* [AIM OF THE TASK] Copy out the listing below line for line, changing nothing.

----------------------------------------

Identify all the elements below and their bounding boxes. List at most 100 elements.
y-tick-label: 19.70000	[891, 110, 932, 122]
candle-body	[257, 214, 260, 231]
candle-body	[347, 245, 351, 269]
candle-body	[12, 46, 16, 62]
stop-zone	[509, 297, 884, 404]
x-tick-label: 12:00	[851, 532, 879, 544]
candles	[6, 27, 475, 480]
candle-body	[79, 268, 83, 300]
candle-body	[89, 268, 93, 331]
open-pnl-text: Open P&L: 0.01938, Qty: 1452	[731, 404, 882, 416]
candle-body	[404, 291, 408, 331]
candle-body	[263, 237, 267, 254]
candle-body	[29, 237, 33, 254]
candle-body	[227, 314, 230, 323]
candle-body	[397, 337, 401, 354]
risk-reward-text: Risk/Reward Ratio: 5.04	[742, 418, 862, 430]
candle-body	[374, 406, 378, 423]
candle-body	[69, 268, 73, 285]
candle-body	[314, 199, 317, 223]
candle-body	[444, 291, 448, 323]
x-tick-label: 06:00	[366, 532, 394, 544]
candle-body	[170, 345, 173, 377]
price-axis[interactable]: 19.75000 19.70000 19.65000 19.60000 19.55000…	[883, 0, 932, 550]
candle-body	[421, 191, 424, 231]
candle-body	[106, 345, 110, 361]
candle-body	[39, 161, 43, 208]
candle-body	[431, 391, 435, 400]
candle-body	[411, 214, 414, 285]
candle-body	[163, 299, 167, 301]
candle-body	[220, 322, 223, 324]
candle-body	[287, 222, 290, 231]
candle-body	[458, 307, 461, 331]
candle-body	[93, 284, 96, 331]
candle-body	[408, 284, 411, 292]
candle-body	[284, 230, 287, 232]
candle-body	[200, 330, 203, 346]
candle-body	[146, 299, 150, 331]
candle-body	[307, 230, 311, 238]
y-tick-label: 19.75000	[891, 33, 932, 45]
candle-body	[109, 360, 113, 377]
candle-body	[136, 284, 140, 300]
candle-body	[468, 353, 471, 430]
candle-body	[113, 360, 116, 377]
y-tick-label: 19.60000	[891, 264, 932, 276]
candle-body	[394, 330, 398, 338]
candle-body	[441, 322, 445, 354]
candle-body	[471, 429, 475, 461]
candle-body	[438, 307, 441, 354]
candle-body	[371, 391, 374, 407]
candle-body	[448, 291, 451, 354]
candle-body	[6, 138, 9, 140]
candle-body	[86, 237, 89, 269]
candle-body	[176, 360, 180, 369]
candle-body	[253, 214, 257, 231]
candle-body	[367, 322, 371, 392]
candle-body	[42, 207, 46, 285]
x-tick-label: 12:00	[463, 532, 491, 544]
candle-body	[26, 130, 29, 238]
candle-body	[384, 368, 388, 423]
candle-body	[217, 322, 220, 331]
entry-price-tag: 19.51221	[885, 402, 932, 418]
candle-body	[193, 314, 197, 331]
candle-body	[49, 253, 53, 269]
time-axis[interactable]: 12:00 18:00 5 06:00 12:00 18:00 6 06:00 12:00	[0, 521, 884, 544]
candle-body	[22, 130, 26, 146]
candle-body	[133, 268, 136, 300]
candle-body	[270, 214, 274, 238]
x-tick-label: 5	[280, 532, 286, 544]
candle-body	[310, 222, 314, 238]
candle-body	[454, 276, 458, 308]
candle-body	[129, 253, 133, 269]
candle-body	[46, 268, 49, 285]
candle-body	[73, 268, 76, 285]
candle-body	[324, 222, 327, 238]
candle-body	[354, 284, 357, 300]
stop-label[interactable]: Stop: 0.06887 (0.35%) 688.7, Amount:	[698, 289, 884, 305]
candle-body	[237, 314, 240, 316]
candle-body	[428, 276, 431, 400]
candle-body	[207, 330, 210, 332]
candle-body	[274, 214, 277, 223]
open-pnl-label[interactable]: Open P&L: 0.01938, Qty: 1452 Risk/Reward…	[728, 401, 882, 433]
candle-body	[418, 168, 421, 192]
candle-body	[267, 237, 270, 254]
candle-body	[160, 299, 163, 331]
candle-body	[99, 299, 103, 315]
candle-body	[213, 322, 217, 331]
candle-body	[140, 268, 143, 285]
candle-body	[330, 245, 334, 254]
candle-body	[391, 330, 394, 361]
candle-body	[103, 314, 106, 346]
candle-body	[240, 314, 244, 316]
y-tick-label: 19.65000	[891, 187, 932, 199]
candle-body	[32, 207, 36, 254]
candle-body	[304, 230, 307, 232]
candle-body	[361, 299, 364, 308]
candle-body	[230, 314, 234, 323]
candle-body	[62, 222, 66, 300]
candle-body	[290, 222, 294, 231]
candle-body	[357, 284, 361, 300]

----------------------------------------

* [THE OUTPUT]
Identify all the elements below and their bounding boxes. List at most 100 elements.
y-tick-label: 19.70000	[891, 110, 932, 122]
candle-body	[257, 214, 260, 231]
candle-body	[347, 245, 351, 269]
candle-body	[12, 46, 16, 62]
stop-zone	[509, 297, 884, 404]
x-tick-label: 12:00	[851, 532, 879, 544]
candles	[6, 27, 475, 480]
candle-body	[79, 268, 83, 300]
candle-body	[89, 268, 93, 331]
open-pnl-text: Open P&L: 0.01938, Qty: 1452	[731, 404, 882, 416]
candle-body	[404, 291, 408, 331]
candle-body	[263, 237, 267, 254]
candle-body	[29, 237, 33, 254]
candle-body	[227, 314, 230, 323]
candle-body	[397, 337, 401, 354]
risk-reward-text: Risk/Reward Ratio: 5.04	[742, 418, 862, 430]
candle-body	[374, 406, 378, 423]
candle-body	[69, 268, 73, 285]
candle-body	[314, 199, 317, 223]
candle-body	[444, 291, 448, 323]
x-tick-label: 06:00	[366, 532, 394, 544]
candle-body	[170, 345, 173, 377]
price-axis[interactable]: 19.75000 19.70000 19.65000 19.60000 19.55000…	[883, 0, 932, 550]
candle-body	[421, 191, 424, 231]
candle-body	[106, 345, 110, 361]
candle-body	[39, 161, 43, 208]
candle-body	[431, 391, 435, 400]
candle-body	[411, 214, 414, 285]
candle-body	[163, 299, 167, 301]
candle-body	[220, 322, 223, 324]
candle-body	[287, 222, 290, 231]
candle-body	[458, 307, 461, 331]
candle-body	[93, 284, 96, 331]
candle-body	[408, 284, 411, 292]
candle-body	[284, 230, 287, 232]
candle-body	[200, 330, 203, 346]
candle-body	[146, 299, 150, 331]
candle-body	[307, 230, 311, 238]
y-tick-label: 19.75000	[891, 33, 932, 45]
candle-body	[109, 360, 113, 377]
candle-body	[136, 284, 140, 300]
candle-body	[468, 353, 471, 430]
candle-body	[113, 360, 116, 377]
y-tick-label: 19.60000	[891, 264, 932, 276]
candle-body	[394, 330, 398, 338]
candle-body	[441, 322, 445, 354]
candle-body	[471, 429, 475, 461]
candle-body	[438, 307, 441, 354]
candle-body	[371, 391, 374, 407]
candle-body	[448, 291, 451, 354]
candle-body	[6, 138, 9, 140]
candle-body	[86, 237, 89, 269]
candle-body	[176, 360, 180, 369]
candle-body	[253, 214, 257, 231]
candle-body	[367, 322, 371, 392]
candle-body	[42, 207, 46, 285]
x-tick-label: 12:00	[463, 532, 491, 544]
candle-body	[26, 130, 29, 238]
candle-body	[384, 368, 388, 423]
candle-body	[217, 322, 220, 331]
entry-price-tag: 19.51221	[885, 402, 932, 418]
candle-body	[193, 314, 197, 331]
candle-body	[49, 253, 53, 269]
time-axis[interactable]: 12:00 18:00 5 06:00 12:00 18:00 6 06:00 12:00	[0, 521, 884, 544]
candle-body	[22, 130, 26, 146]
candle-body	[133, 268, 136, 300]
candle-body	[270, 214, 274, 238]
x-tick-label: 5	[280, 532, 286, 544]
candle-body	[310, 222, 314, 238]
candle-body	[454, 276, 458, 308]
candle-body	[129, 253, 133, 269]
candle-body	[46, 268, 49, 285]
candle-body	[73, 268, 76, 285]
candle-body	[324, 222, 327, 238]
candle-body	[354, 284, 357, 300]
stop-label[interactable]: Stop: 0.06887 (0.35%) 688.7, Amount:	[698, 289, 884, 305]
candle-body	[237, 314, 240, 316]
candle-body	[428, 276, 431, 400]
candle-body	[207, 330, 210, 332]
candle-body	[274, 214, 277, 223]
open-pnl-label[interactable]: Open P&L: 0.01938, Qty: 1452 Risk/Reward…	[728, 401, 882, 433]
candle-body	[418, 168, 421, 192]
candle-body	[267, 237, 270, 254]
candle-body	[160, 299, 163, 331]
candle-body	[99, 299, 103, 315]
candle-body	[213, 322, 217, 331]
candle-body	[140, 268, 143, 285]
candle-body	[330, 245, 334, 254]
candle-body	[391, 330, 394, 361]
candle-body	[103, 314, 106, 346]
candle-body	[240, 314, 244, 316]
y-tick-label: 19.65000	[891, 187, 932, 199]
candle-body	[32, 207, 36, 254]
candle-body	[304, 230, 307, 232]
candle-body	[361, 299, 364, 308]
candle-body	[230, 314, 234, 323]
candle-body	[62, 222, 66, 300]
candle-body	[290, 222, 294, 231]
candle-body	[357, 284, 361, 300]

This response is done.